What is asked: Are you able to retype all the records below exactly?

Recorded information:
* * *

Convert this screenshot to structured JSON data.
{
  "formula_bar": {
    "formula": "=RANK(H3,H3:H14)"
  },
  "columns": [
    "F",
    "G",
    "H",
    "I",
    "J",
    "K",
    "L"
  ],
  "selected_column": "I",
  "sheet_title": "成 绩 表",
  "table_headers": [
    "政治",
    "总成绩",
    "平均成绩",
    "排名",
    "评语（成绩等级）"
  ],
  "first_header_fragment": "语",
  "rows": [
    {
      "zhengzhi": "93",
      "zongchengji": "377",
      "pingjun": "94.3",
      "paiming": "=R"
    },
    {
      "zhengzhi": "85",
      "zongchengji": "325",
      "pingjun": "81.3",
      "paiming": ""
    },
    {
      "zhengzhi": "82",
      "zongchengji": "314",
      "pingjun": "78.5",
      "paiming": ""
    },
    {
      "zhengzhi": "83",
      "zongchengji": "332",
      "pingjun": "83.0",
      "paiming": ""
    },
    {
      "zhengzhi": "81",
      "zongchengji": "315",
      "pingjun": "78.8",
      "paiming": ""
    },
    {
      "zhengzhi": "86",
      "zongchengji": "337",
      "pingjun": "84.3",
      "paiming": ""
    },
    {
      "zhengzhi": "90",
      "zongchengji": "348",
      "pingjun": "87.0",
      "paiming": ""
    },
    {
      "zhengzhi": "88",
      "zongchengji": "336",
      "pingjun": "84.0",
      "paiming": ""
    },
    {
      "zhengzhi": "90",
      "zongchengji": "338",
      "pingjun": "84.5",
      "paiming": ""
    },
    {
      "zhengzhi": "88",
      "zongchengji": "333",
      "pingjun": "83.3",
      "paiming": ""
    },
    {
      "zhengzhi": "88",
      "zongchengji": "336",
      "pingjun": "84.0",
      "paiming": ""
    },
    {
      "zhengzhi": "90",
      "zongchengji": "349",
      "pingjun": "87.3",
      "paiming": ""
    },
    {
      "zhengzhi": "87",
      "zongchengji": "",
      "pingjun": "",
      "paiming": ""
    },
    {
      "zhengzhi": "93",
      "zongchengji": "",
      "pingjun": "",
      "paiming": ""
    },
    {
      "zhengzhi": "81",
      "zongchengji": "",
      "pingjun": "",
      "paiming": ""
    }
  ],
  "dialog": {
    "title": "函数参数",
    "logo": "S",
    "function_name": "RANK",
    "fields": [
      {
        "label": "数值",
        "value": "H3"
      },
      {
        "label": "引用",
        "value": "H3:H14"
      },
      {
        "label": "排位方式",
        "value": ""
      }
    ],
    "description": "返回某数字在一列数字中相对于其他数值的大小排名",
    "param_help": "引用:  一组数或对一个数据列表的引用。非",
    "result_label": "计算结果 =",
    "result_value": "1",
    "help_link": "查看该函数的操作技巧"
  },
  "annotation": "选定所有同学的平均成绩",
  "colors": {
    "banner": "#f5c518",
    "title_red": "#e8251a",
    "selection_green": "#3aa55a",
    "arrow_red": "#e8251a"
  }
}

* * *

Correct answer:
Convert this screenshot to structured JSON data.
{
  "formula_bar": {
    "formula": "=RANK(H3,H3:H14)"
  },
  "columns": [
    "F",
    "G",
    "H",
    "I",
    "J",
    "K",
    "L"
  ],
  "selected_column": "I",
  "sheet_title": "成 绩 表",
  "table_headers": [
    "政治",
    "总成绩",
    "平均成绩",
    "排名",
    "评语（成绩等级）"
  ],
  "first_header_fragment": "语",
  "rows": [
    {
      "zhengzhi": "93",
      "zongchengji": "377",
      "pingjun": "94.3",
      "paiming": "=R"
    },
    {
      "zhengzhi": "85",
      "zongchengji": "325",
      "pingjun": "81.3",
      "paiming": ""
    },
    {
      "zhengzhi": "82",
      "zongchengji": "314",
      "pingjun": "78.5",
      "paiming": ""
    },
    {
      "zhengzhi": "83",
      "zongchengji": "332",
      "pingjun": "83.0",
      "paiming": ""
    },
    {
      "zhengzhi": "81",
      "zongchengji": "315",
      "pingjun": "78.8",
      "paiming": ""
    },
    {
      "zhengzhi": "86",
      "zongchengji": "337",
      "pingjun": "84.3",
      "paiming": ""
    },
    {
      "zhengzhi": "90",
      "zongchengji": "348",
      "pingjun": "87.0",
      "paiming": ""
    },
    {
      "zhengzhi": "88",
      "zongchengji": "336",
      "pingjun": "84.0",
      "paiming": ""
    },
    {
      "zhengzhi": "90",
      "zongchengji": "338",
      "pingjun": "84.5",
      "paiming": ""
    },
    {
      "zhengzhi": "88",
      "zongchengji": "333",
      "pingjun": "83.3",
      "paiming": ""
    },
    {
      "zhengzhi": "88",
      "zongchengji": "336",
      "pingjun": "84.0",
      "paiming": ""
    },
    {
      "zhengzhi": "90",
      "zongchengji": "349",
      "pingjun": "87.3",
      "paiming": ""
    },
    {
      "zhengzhi": "87",
      "zongchengji": "",
      "pingjun": "",
      "paiming": ""
    },
    {
      "zhengzhi": "93",
      "zongchengji": "",
      "pingjun": "",
      "paiming": ""
    },
    {
      "zhengzhi": "81",
      "zongchengji": "",
      "pingjun": "",
      "paiming": ""
    }
  ],
  "dialog": {
    "title": "函数参数",
    "logo": "S",
    "function_name": "RANK",
    "fields": [
      {
        "label": "数值",
        "value": "H3"
      },
      {
        "label": "引用",
        "value": "H3:H14"
      },
      {
        "label": "排位方式",
        "value": ""
      }
    ],
    "description": "返回某数字在一列数字中相对于其他数值的大小排名",
    "param_help": "引用:  一组数或对一个数据列表的引用。非",
    "result_label": "计算结果 =",
    "result_value": "1",
    "help_link": "查看该函数的操作技巧"
  },
  "annotation": "选定所有同学的平均成绩",
  "colors": {
    "banner": "#f5c518",
    "title_red": "#e8251a",
    "selection_green": "#3aa55a",
    "arrow_red": "#e8251a"
  }
}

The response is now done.